▸ Set problem: Copy the data below exactly, omitting any picture it contains.

[Stored data]
····················
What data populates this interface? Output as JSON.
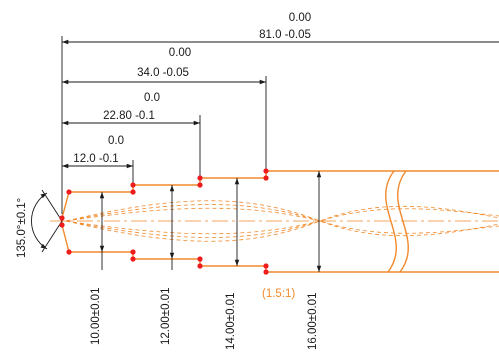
{
  "colors": {
    "outline": "#f08a2c",
    "hidden_lines": "#f08a2c",
    "dimension": "#1a1a1a",
    "points": "#ee1c1c",
    "background": "#ffffff"
  },
  "dimensions": {
    "overall_length": {
      "upper_tolerance": "0.00",
      "value": "81.0 -0.05"
    },
    "length_34": {
      "upper_tolerance": "0.00",
      "value": "34.0 -0.05"
    },
    "length_22": {
      "upper_tolerance": "0.0",
      "value": "22.80 -0.1"
    },
    "length_12": {
      "upper_tolerance": "0.0",
      "value": "12.0 -0.1"
    },
    "diameter_10": "10.00±0.01",
    "diameter_12": "12.00±0.01",
    "diameter_14": "14.00±0.01",
    "diameter_16": "16.00±0.01",
    "tip_angle": "135.0°±0.1°"
  },
  "scale_label": "(1.5:1)"
}
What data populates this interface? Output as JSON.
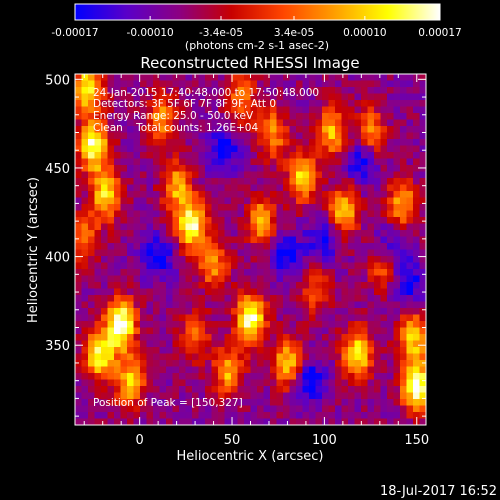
{
  "chart_data": {
    "type": "heatmap",
    "title": "Reconstructed RHESSI Image",
    "xlabel": "Heliocentric X (arcsec)",
    "ylabel": "Heliocentric Y (arcsec)",
    "xlim": [
      -35,
      155
    ],
    "ylim": [
      305,
      503
    ],
    "x_ticks": [
      0,
      50,
      100,
      150
    ],
    "y_ticks": [
      350,
      400,
      450,
      500
    ],
    "colorbar": {
      "range": [
        -0.00017,
        0.00017
      ],
      "tick_values": [
        -0.00017,
        -0.0001,
        -3.4e-05,
        3.4e-05,
        0.0001,
        0.00017
      ],
      "tick_labels": [
        "-0.00017",
        "-0.00010",
        "-3.4e-05",
        "3.4e-05",
        "0.00010",
        "0.00017"
      ],
      "unit_label": "(photons cm-2 s-1 asec-2)",
      "colors": [
        "#0000ff",
        "#5a00c8",
        "#8c0082",
        "#c80000",
        "#ff4600",
        "#ffa000",
        "#ffff00",
        "#ffffff"
      ]
    },
    "annotations": {
      "line1": "24-Jan-2015 17:40:48.000 to 17:50:48.000",
      "line2": "Detectors: 3F 5F 6F 7F 8F 9F, Att 0",
      "line3": "Energy Range: 25.0 - 50.0 keV",
      "line4": "Clean    Total counts: 1.26E+04",
      "peak": "Position of Peak = [150,327]"
    },
    "peak_position": [
      150,
      327
    ],
    "grid": false,
    "legend": "none",
    "blobs": [
      {
        "x": -25,
        "y": 462,
        "v": 0.9
      },
      {
        "x": -18,
        "y": 435,
        "v": 0.75
      },
      {
        "x": -30,
        "y": 410,
        "v": 0.5
      },
      {
        "x": -10,
        "y": 362,
        "v": 1.0
      },
      {
        "x": -22,
        "y": 345,
        "v": 0.85
      },
      {
        "x": -5,
        "y": 330,
        "v": 0.7
      },
      {
        "x": 12,
        "y": 478,
        "v": 0.55
      },
      {
        "x": 20,
        "y": 440,
        "v": 0.6
      },
      {
        "x": 28,
        "y": 418,
        "v": 0.9
      },
      {
        "x": 40,
        "y": 395,
        "v": 0.55
      },
      {
        "x": 30,
        "y": 355,
        "v": 0.45
      },
      {
        "x": 48,
        "y": 335,
        "v": 0.6
      },
      {
        "x": 60,
        "y": 365,
        "v": 0.95
      },
      {
        "x": 66,
        "y": 420,
        "v": 0.6
      },
      {
        "x": 72,
        "y": 470,
        "v": 0.55
      },
      {
        "x": 80,
        "y": 340,
        "v": 0.7
      },
      {
        "x": 88,
        "y": 445,
        "v": 0.7
      },
      {
        "x": 95,
        "y": 380,
        "v": 0.4
      },
      {
        "x": 104,
        "y": 470,
        "v": 0.65
      },
      {
        "x": 110,
        "y": 425,
        "v": 0.7
      },
      {
        "x": 118,
        "y": 345,
        "v": 0.8
      },
      {
        "x": 125,
        "y": 470,
        "v": 0.55
      },
      {
        "x": 132,
        "y": 395,
        "v": 0.5
      },
      {
        "x": 142,
        "y": 430,
        "v": 0.6
      },
      {
        "x": 148,
        "y": 355,
        "v": 0.7
      },
      {
        "x": 150,
        "y": 327,
        "v": 1.0
      },
      {
        "x": -28,
        "y": 495,
        "v": 0.8
      },
      {
        "x": 55,
        "y": 490,
        "v": 0.5
      }
    ],
    "cold_spots": [
      {
        "x": 120,
        "y": 455
      },
      {
        "x": 135,
        "y": 405
      },
      {
        "x": 145,
        "y": 385
      },
      {
        "x": 100,
        "y": 410
      },
      {
        "x": 80,
        "y": 400
      },
      {
        "x": 10,
        "y": 400
      },
      {
        "x": 45,
        "y": 460
      },
      {
        "x": 92,
        "y": 330
      }
    ]
  },
  "footer": {
    "date": "18-Jul-2017 16:52"
  }
}
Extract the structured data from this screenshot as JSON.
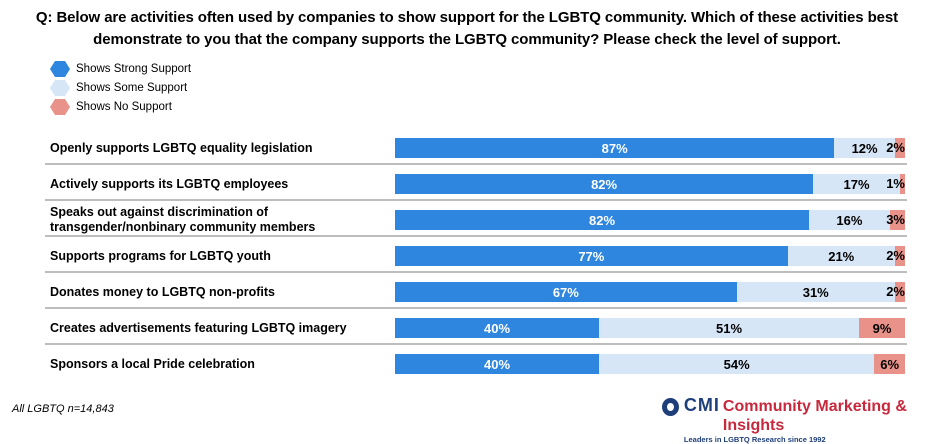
····················
▸ Final result:
What data populates this interface? Output as JSON.
{
  "colors": {
    "outline": "#f08a2c",
    "hidden_lines": "#f08a2c",
    "dimension": "#1a1a1a",
    "points": "#ee1c1c",
    "background": "#ffffff"
  },
  "dimensions": {
    "overall_length": {
      "upper_tolerance": "0.00",
      "value": "81.0 -0.05"
    },
    "length_34": {
      "upper_tolerance": "0.00",
      "value": "34.0 -0.05"
    },
    "length_22": {
      "upper_tolerance": "0.0",
      "value": "22.80 -0.1"
    },
    "length_12": {
      "upper_tolerance": "0.0",
      "value": "12.0 -0.1"
    },
    "diameter_10": "10.00±0.01",
    "diameter_12": "12.00±0.01",
    "diameter_14": "14.00±0.01",
    "diameter_16": "16.00±0.01",
    "tip_angle": "135.0°±0.1°"
  },
  "scale_label": "(1.5:1)"
}
What data populates this interface? Output as JSON.
{
  "chart_data": {
    "type": "heatmap",
    "title": "Reconstructed RHESSI Image",
    "xlabel": "Heliocentric X (arcsec)",
    "ylabel": "Heliocentric Y (arcsec)",
    "xlim": [
      -35,
      155
    ],
    "ylim": [
      305,
      503
    ],
    "x_ticks": [
      0,
      50,
      100,
      150
    ],
    "y_ticks": [
      350,
      400,
      450,
      500
    ],
    "colorbar": {
      "range": [
        -0.00017,
        0.00017
      ],
      "tick_values": [
        -0.00017,
        -0.0001,
        -3.4e-05,
        3.4e-05,
        0.0001,
        0.00017
      ],
      "tick_labels": [
        "-0.00017",
        "-0.00010",
        "-3.4e-05",
        "3.4e-05",
        "0.00010",
        "0.00017"
      ],
      "unit_label": "(photons cm-2 s-1 asec-2)",
      "colors": [
        "#0000ff",
        "#5a00c8",
        "#8c0082",
        "#c80000",
        "#ff4600",
        "#ffa000",
        "#ffff00",
        "#ffffff"
      ]
    },
    "annotations": {
      "line1": "24-Jan-2015 17:40:48.000 to 17:50:48.000",
      "line2": "Detectors: 3F 5F 6F 7F 8F 9F, Att 0",
      "line3": "Energy Range: 25.0 - 50.0 keV",
      "line4": "Clean    Total counts: 1.26E+04",
      "peak": "Position of Peak = [150,327]"
    },
    "peak_position": [
      150,
      327
    ],
    "grid": false,
    "legend": "none",
    "blobs": [
      {
        "x": -25,
        "y": 462,
        "v": 0.9
      },
      {
        "x": -18,
        "y": 435,
        "v": 0.75
      },
      {
        "x": -30,
        "y": 410,
        "v": 0.5
      },
      {
        "x": -10,
        "y": 362,
        "v": 1.0
      },
      {
        "x": -22,
        "y": 345,
        "v": 0.85
      },
      {
        "x": -5,
        "y": 330,
        "v": 0.7
      },
      {
        "x": 12,
        "y": 478,
        "v": 0.55
      },
      {
        "x": 20,
        "y": 440,
        "v": 0.6
      },
      {
        "x": 28,
        "y": 418,
        "v": 0.9
      },
      {
        "x": 40,
        "y": 395,
        "v": 0.55
      },
      {
        "x": 30,
        "y": 355,
        "v": 0.45
      },
      {
        "x": 48,
        "y": 335,
        "v": 0.6
      },
      {
        "x": 60,
        "y": 365,
        "v": 0.95
      },
      {
        "x": 66,
        "y": 420,
        "v": 0.6
      },
      {
        "x": 72,
        "y": 470,
        "v": 0.55
      },
      {
        "x": 80,
        "y": 340,
        "v": 0.7
      },
      {
        "x": 88,
        "y": 445,
        "v": 0.7
      },
      {
        "x": 95,
        "y": 380,
        "v": 0.4
      },
      {
        "x": 104,
        "y": 470,
        "v": 0.65
      },
      {
        "x": 110,
        "y": 425,
        "v": 0.7
      },
      {
        "x": 118,
        "y": 345,
        "v": 0.8
      },
      {
        "x": 125,
        "y": 470,
        "v": 0.55
      },
      {
        "x": 132,
        "y": 395,
        "v": 0.5
      },
      {
        "x": 142,
        "y": 430,
        "v": 0.6
      },
      {
        "x": 148,
        "y": 355,
        "v": 0.7
      },
      {
        "x": 150,
        "y": 327,
        "v": 1.0
      },
      {
        "x": -28,
        "y": 495,
        "v": 0.8
      },
      {
        "x": 55,
        "y": 490,
        "v": 0.5
      }
    ],
    "cold_spots": [
      {
        "x": 120,
        "y": 455
      },
      {
        "x": 135,
        "y": 405
      },
      {
        "x": 145,
        "y": 385
      },
      {
        "x": 100,
        "y": 410
      },
      {
        "x": 80,
        "y": 400
      },
      {
        "x": 10,
        "y": 400
      },
      {
        "x": 45,
        "y": 460
      },
      {
        "x": 92,
        "y": 330
      }
    ]
  },
  "footer": {
    "date": "18-Jul-2017 16:52"
  }
}
Extract the structured data from this screenshot as JSON.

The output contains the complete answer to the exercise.